Problem details. Wherever the string "vuoden" appears in the listing, copy that line.

Items.

· · · ·

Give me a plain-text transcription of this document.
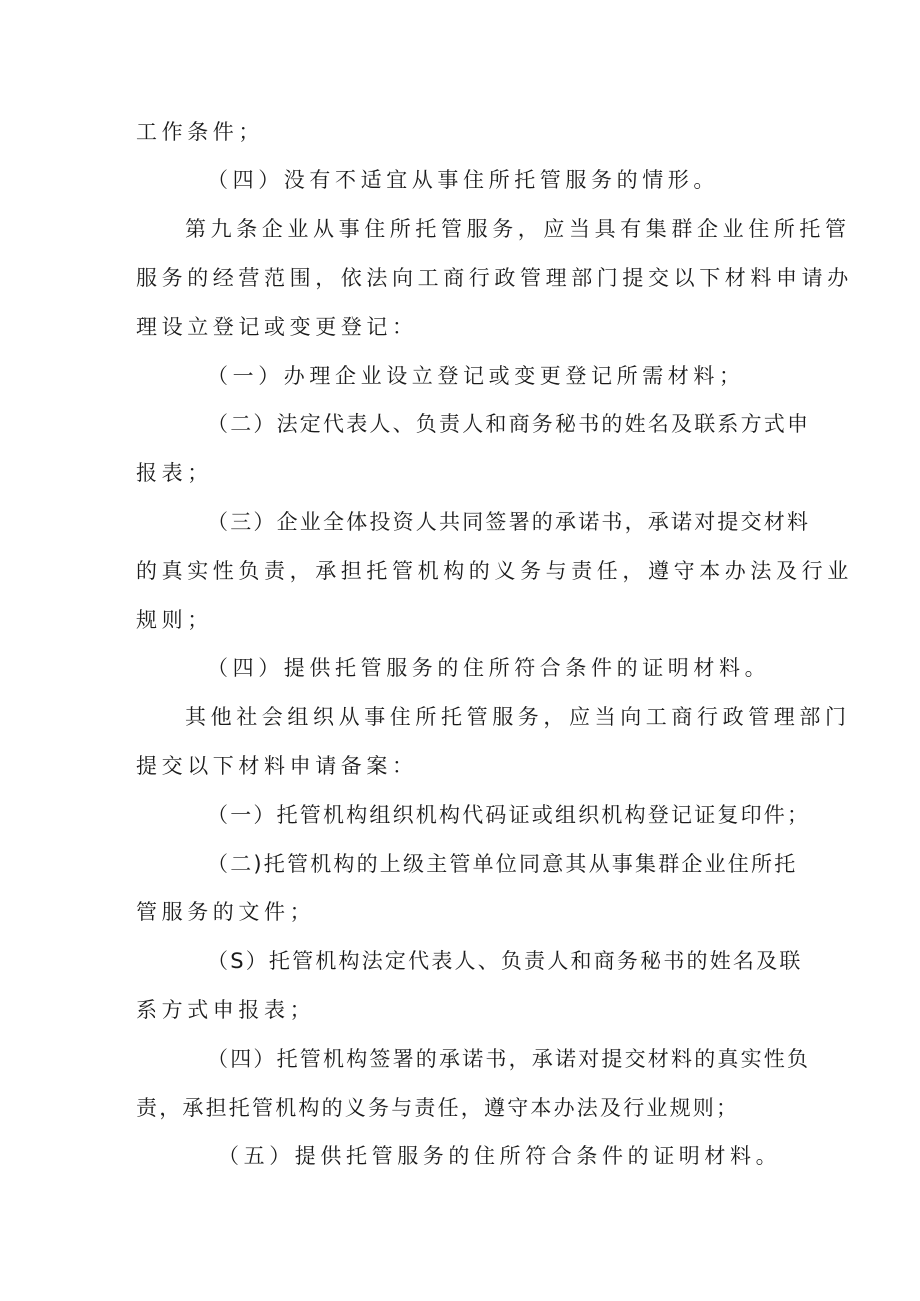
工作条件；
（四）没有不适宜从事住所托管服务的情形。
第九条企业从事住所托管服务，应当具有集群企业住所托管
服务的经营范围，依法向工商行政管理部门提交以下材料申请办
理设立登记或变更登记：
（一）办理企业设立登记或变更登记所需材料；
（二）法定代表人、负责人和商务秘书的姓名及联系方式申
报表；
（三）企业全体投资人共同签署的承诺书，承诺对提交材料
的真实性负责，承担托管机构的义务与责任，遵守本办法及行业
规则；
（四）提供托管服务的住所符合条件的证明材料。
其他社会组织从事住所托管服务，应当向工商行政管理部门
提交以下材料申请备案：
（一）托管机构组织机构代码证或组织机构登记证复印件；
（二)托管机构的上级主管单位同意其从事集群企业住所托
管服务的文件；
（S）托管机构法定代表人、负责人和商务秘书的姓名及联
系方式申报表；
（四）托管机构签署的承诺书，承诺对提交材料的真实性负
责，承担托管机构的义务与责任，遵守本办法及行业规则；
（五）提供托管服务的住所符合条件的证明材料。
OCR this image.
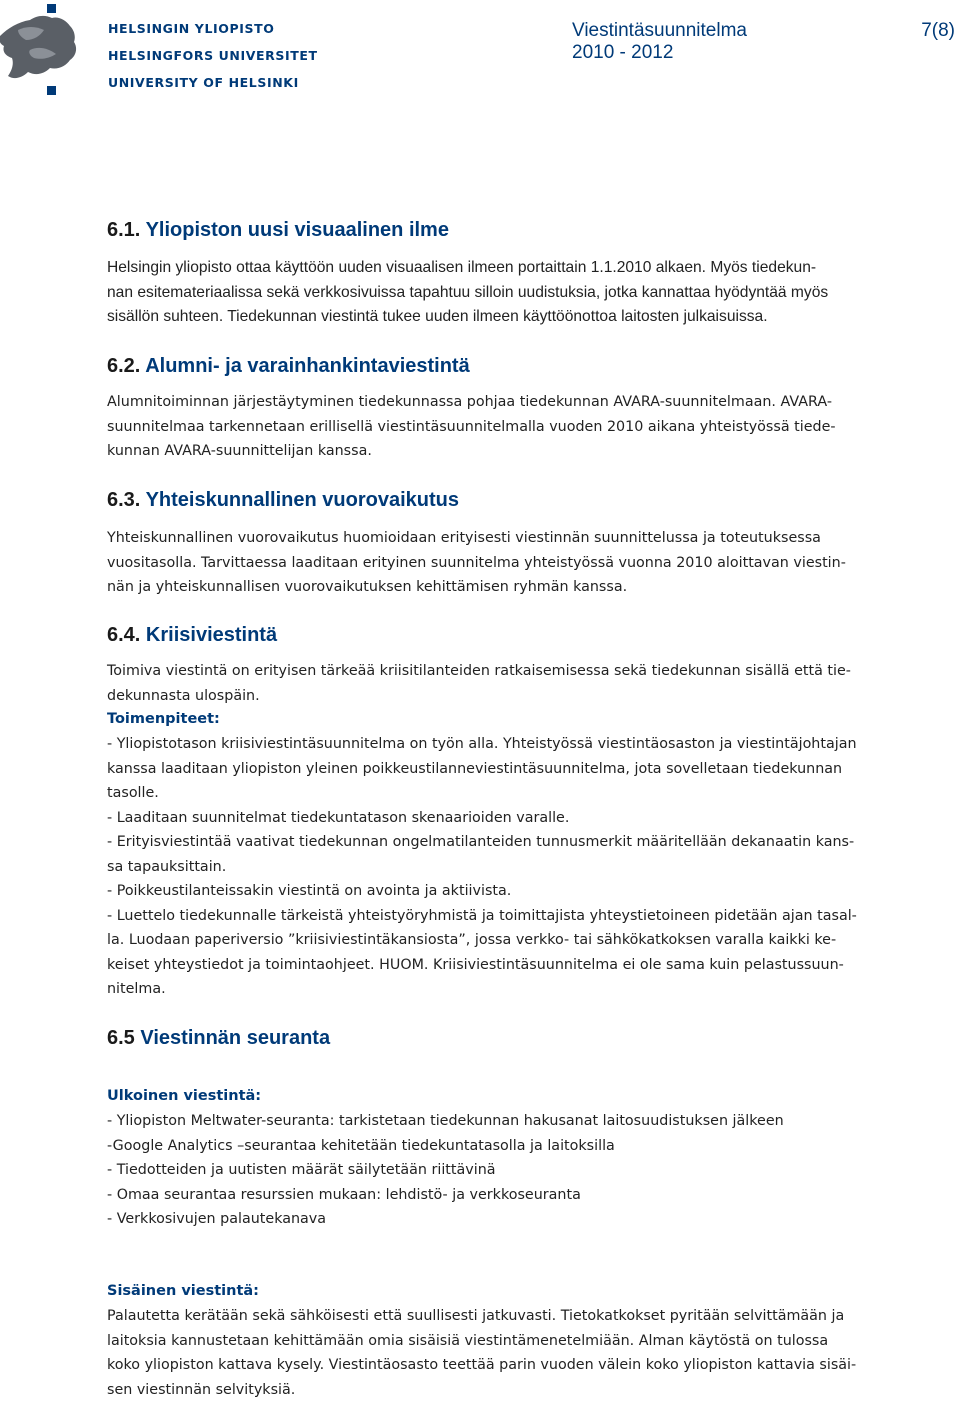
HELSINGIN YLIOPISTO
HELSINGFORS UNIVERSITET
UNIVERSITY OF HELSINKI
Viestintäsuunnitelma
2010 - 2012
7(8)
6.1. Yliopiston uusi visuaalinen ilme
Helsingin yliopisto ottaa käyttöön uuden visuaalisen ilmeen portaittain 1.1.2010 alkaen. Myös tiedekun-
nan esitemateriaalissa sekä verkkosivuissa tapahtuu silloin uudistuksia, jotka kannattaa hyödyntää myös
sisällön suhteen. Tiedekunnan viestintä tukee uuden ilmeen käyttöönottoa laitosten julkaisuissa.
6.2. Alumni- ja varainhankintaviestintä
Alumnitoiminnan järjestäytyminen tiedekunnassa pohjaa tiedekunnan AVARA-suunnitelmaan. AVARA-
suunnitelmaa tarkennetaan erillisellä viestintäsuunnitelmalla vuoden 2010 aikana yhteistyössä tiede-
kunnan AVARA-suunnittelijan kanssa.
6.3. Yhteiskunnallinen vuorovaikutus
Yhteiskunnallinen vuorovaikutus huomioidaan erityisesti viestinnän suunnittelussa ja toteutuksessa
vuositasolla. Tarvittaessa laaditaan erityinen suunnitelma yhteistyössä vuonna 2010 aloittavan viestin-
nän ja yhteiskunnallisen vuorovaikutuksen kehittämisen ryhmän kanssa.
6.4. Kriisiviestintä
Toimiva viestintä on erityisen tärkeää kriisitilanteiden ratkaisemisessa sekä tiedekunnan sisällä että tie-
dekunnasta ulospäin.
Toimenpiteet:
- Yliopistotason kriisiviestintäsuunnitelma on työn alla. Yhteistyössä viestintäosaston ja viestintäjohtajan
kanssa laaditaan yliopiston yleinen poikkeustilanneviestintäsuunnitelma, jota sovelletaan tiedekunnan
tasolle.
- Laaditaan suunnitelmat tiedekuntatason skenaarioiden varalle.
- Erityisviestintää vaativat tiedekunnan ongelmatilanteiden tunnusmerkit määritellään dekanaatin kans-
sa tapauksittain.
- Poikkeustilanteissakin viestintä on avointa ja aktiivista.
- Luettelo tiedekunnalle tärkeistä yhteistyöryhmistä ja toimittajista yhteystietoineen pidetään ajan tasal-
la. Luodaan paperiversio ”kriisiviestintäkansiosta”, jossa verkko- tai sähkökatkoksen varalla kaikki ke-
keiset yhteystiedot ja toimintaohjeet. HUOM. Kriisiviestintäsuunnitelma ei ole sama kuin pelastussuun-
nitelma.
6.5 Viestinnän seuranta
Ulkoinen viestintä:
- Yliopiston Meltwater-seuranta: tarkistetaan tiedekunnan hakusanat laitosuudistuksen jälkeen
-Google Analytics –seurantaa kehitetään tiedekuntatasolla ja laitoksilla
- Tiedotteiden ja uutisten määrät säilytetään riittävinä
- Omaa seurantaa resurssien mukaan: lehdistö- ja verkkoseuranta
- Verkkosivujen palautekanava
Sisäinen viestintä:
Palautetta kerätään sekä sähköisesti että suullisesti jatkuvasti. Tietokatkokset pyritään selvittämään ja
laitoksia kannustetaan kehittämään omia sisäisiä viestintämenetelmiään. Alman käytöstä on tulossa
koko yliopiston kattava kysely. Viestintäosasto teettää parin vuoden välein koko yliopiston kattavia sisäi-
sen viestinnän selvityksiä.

· · · ·

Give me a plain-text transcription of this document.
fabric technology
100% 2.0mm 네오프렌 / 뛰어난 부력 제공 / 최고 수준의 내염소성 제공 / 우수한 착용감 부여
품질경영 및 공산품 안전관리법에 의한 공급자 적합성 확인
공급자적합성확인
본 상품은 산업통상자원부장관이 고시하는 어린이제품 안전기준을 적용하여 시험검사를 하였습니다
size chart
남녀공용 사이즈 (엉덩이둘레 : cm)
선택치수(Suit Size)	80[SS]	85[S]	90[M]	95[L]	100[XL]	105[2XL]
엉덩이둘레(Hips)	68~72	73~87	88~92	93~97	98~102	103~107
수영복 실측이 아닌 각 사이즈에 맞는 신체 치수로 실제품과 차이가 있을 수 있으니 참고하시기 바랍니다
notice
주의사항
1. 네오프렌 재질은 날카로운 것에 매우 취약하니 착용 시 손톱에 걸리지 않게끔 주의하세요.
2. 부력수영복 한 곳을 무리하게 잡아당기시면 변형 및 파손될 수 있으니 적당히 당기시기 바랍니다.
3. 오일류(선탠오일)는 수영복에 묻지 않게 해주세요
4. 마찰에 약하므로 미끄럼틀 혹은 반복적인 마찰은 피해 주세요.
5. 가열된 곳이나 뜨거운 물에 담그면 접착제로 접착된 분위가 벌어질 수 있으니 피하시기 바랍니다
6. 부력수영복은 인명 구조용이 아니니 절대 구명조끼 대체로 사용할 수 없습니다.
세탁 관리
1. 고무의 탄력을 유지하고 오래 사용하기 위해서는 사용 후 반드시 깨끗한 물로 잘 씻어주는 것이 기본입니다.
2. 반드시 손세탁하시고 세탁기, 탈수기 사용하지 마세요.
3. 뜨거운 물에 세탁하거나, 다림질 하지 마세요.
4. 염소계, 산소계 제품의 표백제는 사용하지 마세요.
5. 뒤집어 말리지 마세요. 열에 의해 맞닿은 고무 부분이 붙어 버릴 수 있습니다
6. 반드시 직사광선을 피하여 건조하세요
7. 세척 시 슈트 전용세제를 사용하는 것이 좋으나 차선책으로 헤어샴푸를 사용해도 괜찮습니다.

· · · ·

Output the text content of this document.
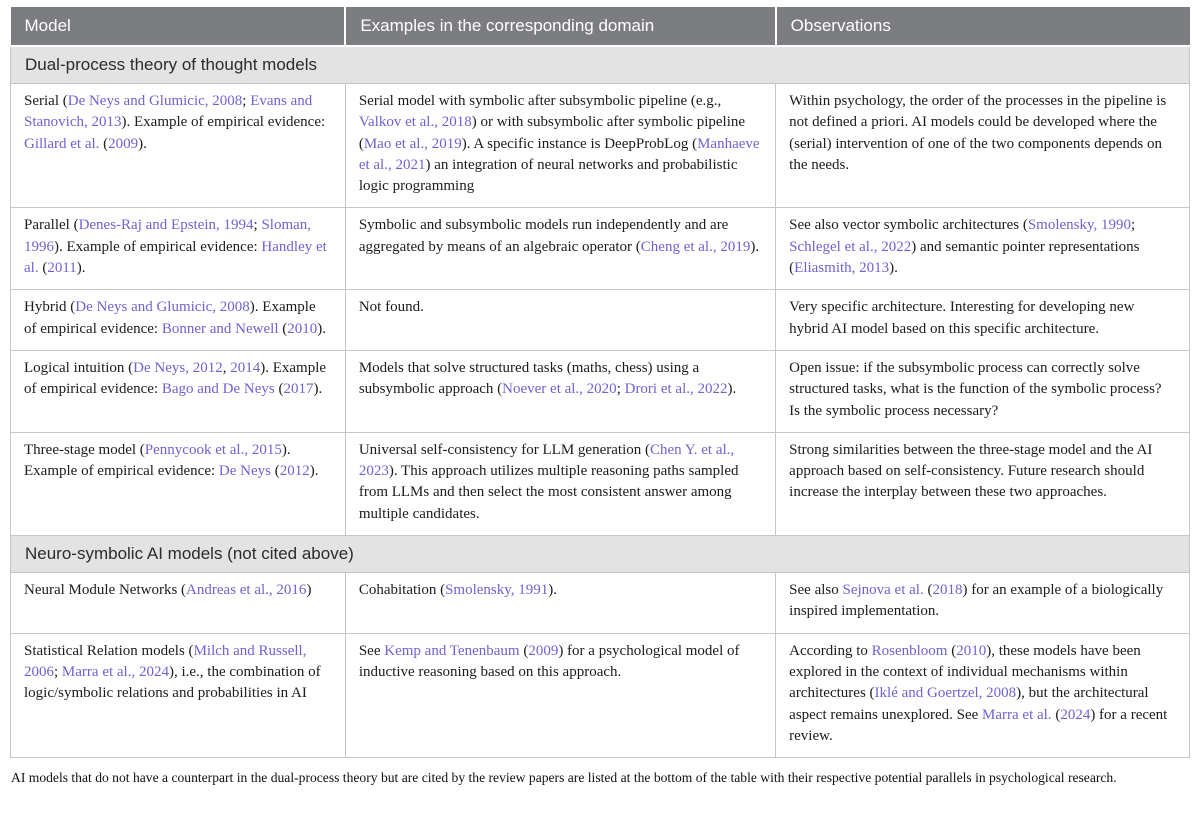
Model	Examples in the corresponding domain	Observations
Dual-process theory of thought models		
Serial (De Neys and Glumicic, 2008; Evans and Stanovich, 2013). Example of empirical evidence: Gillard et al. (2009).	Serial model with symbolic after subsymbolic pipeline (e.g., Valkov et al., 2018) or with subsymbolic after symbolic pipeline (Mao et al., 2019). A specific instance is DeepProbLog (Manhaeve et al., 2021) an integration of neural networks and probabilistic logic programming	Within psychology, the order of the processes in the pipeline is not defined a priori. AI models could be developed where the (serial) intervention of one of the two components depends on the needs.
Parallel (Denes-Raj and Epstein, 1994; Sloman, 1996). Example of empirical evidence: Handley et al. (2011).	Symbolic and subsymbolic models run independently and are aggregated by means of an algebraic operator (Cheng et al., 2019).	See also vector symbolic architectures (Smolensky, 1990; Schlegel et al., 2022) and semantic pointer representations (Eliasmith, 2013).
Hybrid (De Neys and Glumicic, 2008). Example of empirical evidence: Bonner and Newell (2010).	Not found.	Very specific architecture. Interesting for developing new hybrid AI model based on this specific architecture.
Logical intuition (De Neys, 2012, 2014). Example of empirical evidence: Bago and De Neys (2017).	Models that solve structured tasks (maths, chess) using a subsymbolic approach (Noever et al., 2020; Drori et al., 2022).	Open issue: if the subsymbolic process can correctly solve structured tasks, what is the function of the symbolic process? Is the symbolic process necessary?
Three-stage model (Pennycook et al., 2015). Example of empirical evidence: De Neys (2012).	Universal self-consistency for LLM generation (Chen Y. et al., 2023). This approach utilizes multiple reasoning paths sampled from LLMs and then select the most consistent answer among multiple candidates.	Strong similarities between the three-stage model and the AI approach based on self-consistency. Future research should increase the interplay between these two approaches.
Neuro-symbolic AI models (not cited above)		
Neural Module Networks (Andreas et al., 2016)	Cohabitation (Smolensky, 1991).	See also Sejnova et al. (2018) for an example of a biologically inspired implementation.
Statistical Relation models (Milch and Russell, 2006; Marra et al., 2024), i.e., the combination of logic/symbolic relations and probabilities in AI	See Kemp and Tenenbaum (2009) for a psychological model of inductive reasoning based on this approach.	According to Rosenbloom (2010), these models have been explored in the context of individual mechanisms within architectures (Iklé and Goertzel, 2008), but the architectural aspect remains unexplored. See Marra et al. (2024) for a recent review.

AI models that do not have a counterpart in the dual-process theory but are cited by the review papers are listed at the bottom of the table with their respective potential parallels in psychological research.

· · · ·

Full output.
suunnitelmaa tarkennetaan erillisellä viestintäsuunnitelmalla vuoden 2010 aikana yhteistyössä tiede-
koko yliopiston kattava kysely. Viestintäosasto teettää parin vuoden välein koko yliopiston kattavia sisäi-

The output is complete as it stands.